**EXERCISE TASK 1**
Output the part of the passage on Elgar's Enigma Variations starting with "Musica lux in" and going on through "light has dawned.", copied exactly.

Friday, March 20, 2020

The 'Elegy' Cipher in Elgar’s Enigma


Musica lux in tenebris.
(Music is light in darkness)
The land of Zebulun and the land of Naphtali,
    the way of the sea, beyond the Jordan, Galilee of the Gentiles—
the people dwelling in darkness
    have seen a great light,
and for those dwelling in the region and shadow of death,
    on them a light has dawned.

The British Romantic composer Edward Elgar composed a coruscating set of symphonic variations between October 1898 and July 1899 that is popularly known today as the Enigma Variations. The bulk of this orchestral tour de force was completed between October 21, 1898, and February 19, 1899. After the June 19 premiere under the Wagnerian protégé Hans Richter, Elgar appended 96 bars to the final movement in July 1899 to produce a more audacious and triumphant finish. At the end of the extended coda, he penned a quotation from stanza XIV of Henry Wadsworth Longfellow’s Elegiac Verse, “Great is the art of beginning, but greater the art is of ending.” In Elgar’s case, Longfellow’s proclamation proved to be an acute understatement.

**DATA PROVIDED**

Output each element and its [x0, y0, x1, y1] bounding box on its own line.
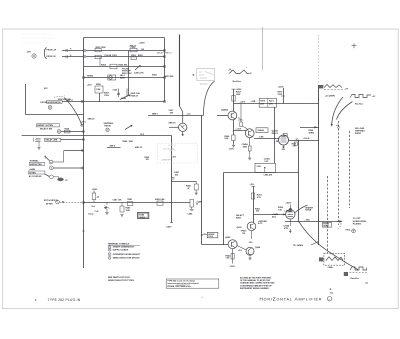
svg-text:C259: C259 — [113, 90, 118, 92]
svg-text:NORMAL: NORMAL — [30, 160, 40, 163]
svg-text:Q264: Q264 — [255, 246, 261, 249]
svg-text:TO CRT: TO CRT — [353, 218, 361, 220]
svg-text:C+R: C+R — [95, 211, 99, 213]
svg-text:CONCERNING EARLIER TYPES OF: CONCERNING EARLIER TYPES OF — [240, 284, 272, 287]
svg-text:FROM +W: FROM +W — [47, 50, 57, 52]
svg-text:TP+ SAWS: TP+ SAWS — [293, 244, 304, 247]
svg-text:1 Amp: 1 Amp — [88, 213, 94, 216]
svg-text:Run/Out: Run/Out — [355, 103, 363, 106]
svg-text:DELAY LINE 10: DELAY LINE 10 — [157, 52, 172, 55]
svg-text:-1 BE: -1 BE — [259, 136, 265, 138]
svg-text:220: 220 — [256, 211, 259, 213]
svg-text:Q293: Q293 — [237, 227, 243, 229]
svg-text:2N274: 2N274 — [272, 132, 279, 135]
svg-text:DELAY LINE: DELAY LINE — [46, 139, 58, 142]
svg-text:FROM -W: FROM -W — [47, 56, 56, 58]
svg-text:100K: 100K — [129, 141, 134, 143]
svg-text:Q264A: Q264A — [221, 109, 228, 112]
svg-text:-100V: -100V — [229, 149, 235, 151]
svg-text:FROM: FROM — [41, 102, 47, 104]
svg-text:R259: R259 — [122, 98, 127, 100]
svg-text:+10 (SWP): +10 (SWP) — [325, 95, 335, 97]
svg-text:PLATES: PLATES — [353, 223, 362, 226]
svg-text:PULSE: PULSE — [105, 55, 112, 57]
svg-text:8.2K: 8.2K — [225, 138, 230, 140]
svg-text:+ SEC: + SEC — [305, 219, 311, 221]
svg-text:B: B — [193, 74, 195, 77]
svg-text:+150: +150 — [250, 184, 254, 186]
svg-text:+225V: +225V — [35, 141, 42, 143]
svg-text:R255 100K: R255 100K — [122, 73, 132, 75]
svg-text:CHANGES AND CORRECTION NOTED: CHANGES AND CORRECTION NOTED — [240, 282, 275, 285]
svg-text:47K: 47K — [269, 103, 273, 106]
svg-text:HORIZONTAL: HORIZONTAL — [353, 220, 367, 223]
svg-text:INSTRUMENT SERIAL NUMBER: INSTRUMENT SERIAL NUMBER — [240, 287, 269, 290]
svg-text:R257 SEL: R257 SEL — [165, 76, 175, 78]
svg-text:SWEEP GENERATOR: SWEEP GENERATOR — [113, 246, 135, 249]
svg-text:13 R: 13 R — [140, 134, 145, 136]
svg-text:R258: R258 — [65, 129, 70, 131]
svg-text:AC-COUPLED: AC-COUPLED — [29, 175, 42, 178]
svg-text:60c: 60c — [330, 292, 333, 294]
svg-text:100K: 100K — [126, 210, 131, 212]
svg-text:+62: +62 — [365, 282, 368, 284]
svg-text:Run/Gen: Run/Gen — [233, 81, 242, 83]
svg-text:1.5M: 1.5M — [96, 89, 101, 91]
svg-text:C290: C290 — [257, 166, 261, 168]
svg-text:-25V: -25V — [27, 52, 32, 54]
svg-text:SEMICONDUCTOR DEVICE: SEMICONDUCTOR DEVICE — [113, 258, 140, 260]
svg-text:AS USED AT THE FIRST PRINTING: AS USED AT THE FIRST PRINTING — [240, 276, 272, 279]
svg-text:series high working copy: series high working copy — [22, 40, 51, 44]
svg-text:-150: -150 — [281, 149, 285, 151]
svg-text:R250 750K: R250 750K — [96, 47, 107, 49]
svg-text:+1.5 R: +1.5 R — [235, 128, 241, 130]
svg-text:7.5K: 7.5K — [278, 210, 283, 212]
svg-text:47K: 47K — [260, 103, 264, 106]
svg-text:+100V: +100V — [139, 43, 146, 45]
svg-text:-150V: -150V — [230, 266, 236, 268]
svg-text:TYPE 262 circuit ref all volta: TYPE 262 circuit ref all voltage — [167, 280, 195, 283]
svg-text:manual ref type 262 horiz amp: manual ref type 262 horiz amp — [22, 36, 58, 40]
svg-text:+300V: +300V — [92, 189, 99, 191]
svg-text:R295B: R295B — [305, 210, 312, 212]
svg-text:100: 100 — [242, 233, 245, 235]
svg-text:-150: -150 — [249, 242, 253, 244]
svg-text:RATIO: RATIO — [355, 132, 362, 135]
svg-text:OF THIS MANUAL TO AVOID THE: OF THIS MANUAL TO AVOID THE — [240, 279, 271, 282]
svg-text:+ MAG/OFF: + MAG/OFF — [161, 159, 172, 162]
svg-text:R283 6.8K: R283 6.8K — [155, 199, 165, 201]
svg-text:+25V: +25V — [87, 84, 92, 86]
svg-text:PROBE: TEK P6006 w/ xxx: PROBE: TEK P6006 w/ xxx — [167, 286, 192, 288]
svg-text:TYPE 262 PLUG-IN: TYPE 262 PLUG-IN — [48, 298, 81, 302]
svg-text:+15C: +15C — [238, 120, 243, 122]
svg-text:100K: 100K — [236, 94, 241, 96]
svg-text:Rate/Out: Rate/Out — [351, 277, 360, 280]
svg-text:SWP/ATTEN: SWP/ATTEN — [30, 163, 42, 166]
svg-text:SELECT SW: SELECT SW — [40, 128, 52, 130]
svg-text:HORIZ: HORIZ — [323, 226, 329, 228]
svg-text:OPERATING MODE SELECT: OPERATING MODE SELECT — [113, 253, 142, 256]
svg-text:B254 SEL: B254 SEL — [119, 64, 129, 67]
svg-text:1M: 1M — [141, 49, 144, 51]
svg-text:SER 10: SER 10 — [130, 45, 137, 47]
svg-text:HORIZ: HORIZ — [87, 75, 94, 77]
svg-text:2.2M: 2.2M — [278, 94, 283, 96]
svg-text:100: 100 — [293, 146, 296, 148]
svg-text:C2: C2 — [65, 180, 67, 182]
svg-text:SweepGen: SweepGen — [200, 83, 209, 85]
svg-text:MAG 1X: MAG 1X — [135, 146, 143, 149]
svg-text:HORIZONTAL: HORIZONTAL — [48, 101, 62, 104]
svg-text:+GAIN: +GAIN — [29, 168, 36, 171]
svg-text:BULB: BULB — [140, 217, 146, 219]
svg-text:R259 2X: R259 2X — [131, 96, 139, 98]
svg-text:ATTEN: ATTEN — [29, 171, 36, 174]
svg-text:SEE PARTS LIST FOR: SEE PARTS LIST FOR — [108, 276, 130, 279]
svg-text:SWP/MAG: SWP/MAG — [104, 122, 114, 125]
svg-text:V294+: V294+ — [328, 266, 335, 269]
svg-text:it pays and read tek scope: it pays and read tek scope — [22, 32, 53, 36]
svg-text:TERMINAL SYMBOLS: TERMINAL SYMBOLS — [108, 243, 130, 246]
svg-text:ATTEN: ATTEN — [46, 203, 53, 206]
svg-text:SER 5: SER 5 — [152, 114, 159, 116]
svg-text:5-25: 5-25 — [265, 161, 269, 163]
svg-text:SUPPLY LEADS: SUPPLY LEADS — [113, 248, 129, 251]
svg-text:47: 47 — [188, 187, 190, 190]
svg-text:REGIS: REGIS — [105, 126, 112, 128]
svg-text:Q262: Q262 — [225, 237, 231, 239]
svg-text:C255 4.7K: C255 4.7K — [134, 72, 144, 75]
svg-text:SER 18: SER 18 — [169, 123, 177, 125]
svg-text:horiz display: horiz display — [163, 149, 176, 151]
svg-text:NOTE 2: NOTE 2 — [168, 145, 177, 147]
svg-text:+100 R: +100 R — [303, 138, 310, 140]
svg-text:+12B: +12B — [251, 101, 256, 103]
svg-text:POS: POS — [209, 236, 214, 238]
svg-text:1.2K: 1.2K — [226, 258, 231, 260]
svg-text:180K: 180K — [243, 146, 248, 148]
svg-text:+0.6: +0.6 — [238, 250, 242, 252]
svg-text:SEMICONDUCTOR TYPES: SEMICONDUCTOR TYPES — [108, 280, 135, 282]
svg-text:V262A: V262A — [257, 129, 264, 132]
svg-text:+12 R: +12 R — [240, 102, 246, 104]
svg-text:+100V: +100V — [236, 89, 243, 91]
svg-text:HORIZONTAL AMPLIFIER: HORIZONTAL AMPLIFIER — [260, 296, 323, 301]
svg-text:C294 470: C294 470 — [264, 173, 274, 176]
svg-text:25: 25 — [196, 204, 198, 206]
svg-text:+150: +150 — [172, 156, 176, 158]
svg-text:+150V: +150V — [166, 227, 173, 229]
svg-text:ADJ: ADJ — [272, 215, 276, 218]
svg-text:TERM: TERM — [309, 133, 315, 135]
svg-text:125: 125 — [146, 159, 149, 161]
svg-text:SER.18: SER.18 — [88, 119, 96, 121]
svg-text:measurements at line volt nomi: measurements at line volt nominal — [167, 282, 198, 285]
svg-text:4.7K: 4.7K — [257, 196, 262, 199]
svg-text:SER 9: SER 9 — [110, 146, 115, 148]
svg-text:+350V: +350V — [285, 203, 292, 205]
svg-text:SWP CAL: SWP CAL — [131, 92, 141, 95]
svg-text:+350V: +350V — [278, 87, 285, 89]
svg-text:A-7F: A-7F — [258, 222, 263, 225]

--

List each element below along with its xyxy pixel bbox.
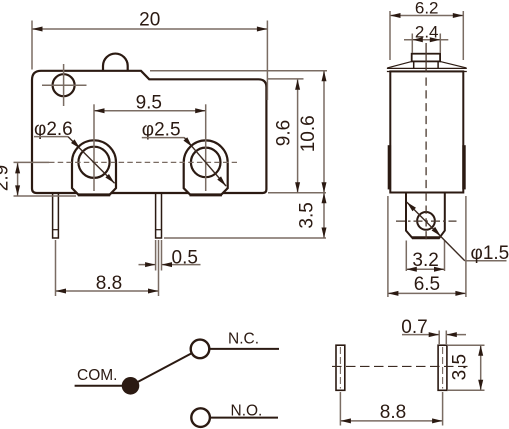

**EXERCISE TASK 2**
Return the lines of the records starting with the line with "Output each element" and going on through the line with "svg-text:DELAY LINE: DELAY", both included, repeated exactly and with the pictures left out.

**COMPLETE ANSWER 1**
Musica lux in tenebris.
(Music is light in darkness)
The land of Zebulun and the land of Naphtali,
    the way of the sea, beyond the Jordan, Galilee of the Gentiles—
the people dwelling in darkness
    have seen a great light,
and for those dwelling in the region and shadow of death,
    on them a light has dawned.

**COMPLETE ANSWER 2**
Output each element and its [x0, y0, x1, y1] bounding box on its own line.
svg-text:C259: C259 — [113, 90, 118, 92]
svg-text:NORMAL: NORMAL — [30, 160, 40, 163]
svg-text:Q264: Q264 — [255, 246, 261, 249]
svg-text:TO CRT: TO CRT — [353, 218, 361, 220]
svg-text:C+R: C+R — [95, 211, 99, 213]
svg-text:CONCERNING EARLIER TYPES OF: CONCERNING EARLIER TYPES OF — [240, 284, 272, 287]
svg-text:FROM +W: FROM +W — [47, 50, 57, 52]
svg-text:TP+ SAWS: TP+ SAWS — [293, 244, 304, 247]
svg-text:1 Amp: 1 Amp — [88, 213, 94, 216]
svg-text:Run/Out: Run/Out — [355, 103, 363, 106]
svg-text:DELAY LINE 10: DELAY LINE 10 — [157, 52, 172, 55]
svg-text:-1 BE: -1 BE — [259, 136, 265, 138]
svg-text:220: 220 — [256, 211, 259, 213]
svg-text:Q293: Q293 — [237, 227, 243, 229]
svg-text:2N274: 2N274 — [272, 132, 279, 135]
svg-text:DELAY LINE: DELAY LINE — [46, 139, 58, 142]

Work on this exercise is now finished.